→ Supplied data
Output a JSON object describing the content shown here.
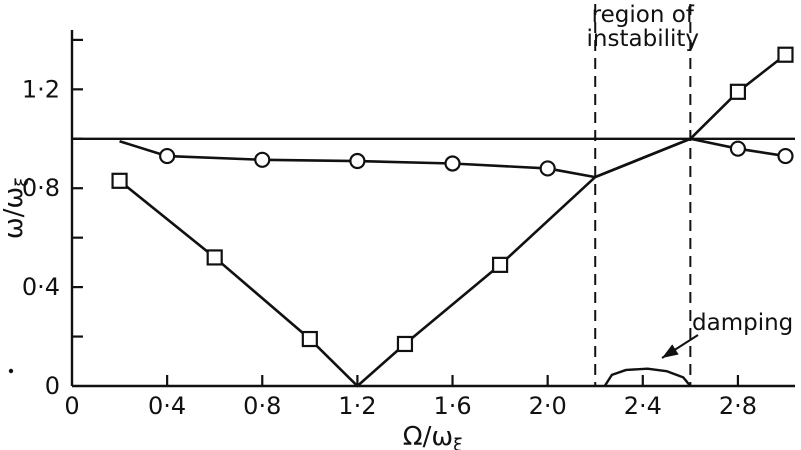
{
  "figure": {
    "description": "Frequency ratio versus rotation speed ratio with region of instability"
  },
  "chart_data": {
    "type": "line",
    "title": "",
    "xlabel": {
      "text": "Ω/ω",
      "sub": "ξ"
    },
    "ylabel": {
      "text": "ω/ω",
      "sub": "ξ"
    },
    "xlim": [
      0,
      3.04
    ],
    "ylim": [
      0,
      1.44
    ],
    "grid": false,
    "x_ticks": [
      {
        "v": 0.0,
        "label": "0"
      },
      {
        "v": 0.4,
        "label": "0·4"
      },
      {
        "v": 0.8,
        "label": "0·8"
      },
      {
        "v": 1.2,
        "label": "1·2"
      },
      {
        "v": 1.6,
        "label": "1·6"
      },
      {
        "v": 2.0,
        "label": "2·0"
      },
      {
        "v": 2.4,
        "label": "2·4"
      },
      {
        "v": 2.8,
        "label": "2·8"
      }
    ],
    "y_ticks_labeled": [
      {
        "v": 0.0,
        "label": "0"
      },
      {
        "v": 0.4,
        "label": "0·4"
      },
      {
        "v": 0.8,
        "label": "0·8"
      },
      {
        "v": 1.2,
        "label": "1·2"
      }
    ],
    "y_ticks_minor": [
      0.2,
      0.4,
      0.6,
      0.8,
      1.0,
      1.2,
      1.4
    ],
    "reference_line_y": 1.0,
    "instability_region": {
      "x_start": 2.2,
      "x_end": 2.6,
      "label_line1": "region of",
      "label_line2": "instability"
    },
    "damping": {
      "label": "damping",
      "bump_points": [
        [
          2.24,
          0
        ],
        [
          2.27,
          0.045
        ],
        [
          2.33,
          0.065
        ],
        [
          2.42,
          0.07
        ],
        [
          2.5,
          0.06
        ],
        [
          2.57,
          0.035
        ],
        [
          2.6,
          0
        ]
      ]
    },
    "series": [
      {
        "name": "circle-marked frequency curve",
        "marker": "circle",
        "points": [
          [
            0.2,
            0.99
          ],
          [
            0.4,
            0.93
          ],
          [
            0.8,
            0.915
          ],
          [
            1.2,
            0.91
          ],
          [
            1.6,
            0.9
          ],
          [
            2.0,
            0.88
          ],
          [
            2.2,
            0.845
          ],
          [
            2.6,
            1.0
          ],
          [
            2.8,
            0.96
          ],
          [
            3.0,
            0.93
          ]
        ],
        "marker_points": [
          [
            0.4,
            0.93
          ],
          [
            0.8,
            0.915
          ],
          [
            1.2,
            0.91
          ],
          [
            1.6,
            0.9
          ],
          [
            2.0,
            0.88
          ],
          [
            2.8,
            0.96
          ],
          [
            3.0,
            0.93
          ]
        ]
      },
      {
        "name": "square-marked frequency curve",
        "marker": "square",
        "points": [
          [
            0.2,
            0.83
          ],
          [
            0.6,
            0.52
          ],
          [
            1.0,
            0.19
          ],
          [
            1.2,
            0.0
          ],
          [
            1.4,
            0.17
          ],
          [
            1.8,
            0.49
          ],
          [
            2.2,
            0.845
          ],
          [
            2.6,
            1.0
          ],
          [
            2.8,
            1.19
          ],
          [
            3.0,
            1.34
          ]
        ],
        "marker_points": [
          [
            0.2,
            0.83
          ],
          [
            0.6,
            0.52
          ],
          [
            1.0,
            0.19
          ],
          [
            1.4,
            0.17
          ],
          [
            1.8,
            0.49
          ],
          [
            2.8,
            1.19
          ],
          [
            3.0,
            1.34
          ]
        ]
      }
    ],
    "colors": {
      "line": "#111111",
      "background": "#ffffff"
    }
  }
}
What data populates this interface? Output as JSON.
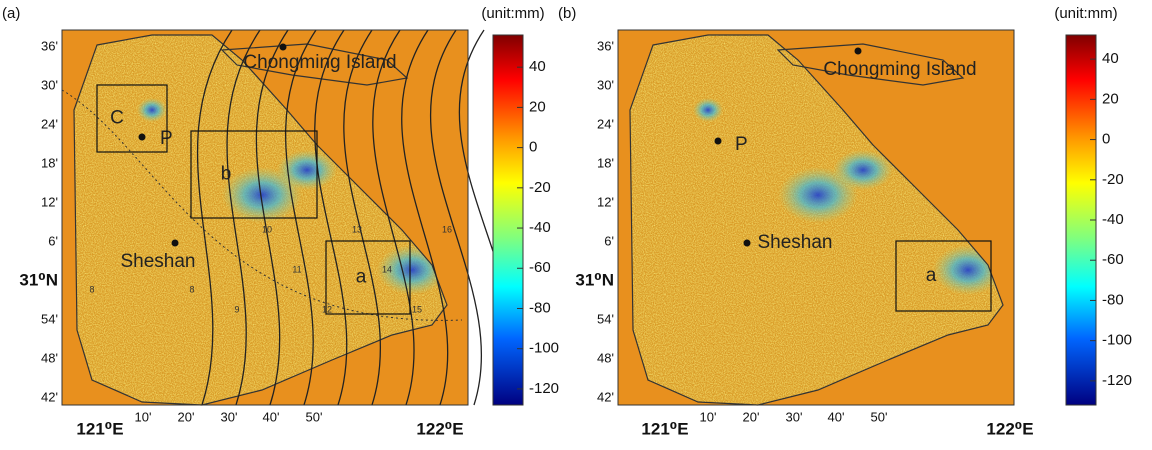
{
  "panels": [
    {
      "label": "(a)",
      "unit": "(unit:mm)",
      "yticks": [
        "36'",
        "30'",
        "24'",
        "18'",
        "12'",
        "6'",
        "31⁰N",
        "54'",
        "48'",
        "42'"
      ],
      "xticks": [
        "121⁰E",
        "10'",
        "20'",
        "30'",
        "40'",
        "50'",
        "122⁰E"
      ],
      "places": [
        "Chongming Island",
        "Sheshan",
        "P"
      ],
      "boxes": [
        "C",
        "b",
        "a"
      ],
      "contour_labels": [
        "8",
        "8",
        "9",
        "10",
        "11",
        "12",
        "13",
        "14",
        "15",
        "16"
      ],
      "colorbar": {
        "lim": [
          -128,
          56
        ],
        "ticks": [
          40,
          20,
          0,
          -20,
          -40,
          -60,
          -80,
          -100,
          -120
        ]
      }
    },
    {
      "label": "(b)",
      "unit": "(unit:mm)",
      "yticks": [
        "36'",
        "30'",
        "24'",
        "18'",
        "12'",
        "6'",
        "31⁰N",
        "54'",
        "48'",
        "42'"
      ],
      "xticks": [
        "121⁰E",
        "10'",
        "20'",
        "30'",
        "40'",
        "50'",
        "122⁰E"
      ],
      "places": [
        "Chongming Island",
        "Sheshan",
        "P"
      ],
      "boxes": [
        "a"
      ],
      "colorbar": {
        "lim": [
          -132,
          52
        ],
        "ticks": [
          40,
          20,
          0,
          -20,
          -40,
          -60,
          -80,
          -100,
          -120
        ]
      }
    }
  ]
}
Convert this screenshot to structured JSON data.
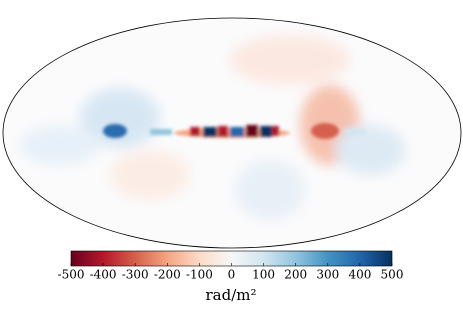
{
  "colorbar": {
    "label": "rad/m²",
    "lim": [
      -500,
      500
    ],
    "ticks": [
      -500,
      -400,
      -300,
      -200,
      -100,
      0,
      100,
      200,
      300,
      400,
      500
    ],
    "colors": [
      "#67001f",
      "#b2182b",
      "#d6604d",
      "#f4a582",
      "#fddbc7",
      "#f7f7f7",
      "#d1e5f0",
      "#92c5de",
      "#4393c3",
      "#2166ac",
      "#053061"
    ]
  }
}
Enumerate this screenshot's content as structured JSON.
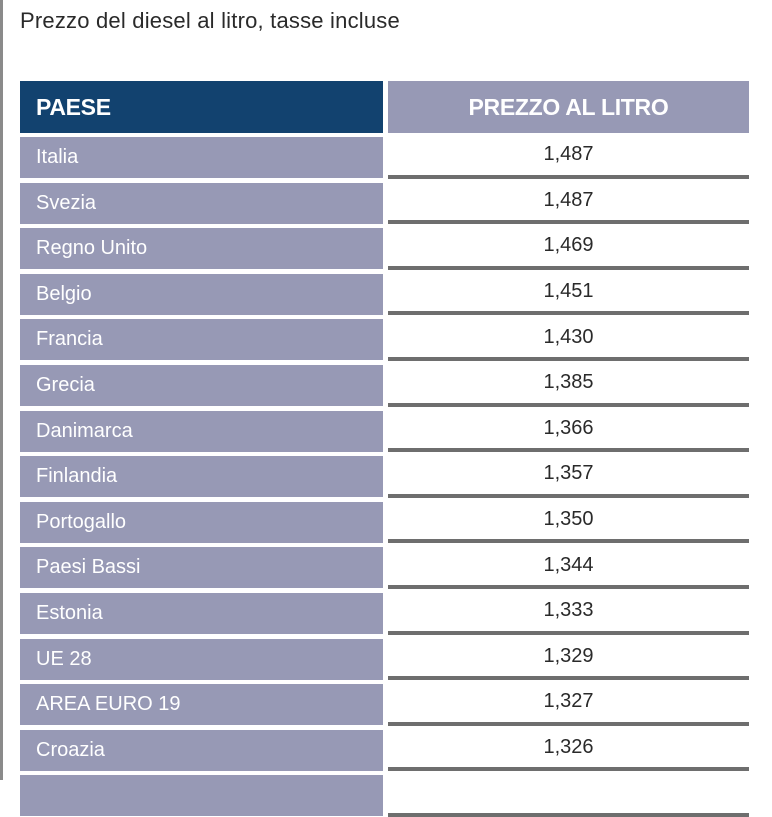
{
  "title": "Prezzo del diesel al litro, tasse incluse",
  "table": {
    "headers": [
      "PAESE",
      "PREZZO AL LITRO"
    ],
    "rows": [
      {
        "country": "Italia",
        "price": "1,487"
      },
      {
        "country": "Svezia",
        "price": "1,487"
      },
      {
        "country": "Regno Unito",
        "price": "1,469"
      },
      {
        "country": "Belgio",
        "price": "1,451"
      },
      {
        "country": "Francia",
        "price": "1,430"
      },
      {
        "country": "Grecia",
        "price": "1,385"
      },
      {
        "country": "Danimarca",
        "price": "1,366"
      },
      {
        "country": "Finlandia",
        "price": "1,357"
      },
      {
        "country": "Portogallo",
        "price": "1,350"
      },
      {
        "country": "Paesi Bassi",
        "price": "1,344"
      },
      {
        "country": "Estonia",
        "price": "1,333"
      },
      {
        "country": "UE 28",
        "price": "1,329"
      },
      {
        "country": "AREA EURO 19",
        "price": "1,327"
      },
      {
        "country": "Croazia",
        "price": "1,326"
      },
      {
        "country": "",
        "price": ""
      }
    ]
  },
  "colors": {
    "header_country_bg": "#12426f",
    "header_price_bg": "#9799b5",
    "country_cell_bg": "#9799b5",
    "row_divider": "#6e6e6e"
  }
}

→ Given exercise
Copy each line above where the string "this" occurs.

→ Exercise response
What data populates this interface? Output as JSON.
Convert this screenshot to structured JSON data.
Enumerate this screenshot's content as structured JSON.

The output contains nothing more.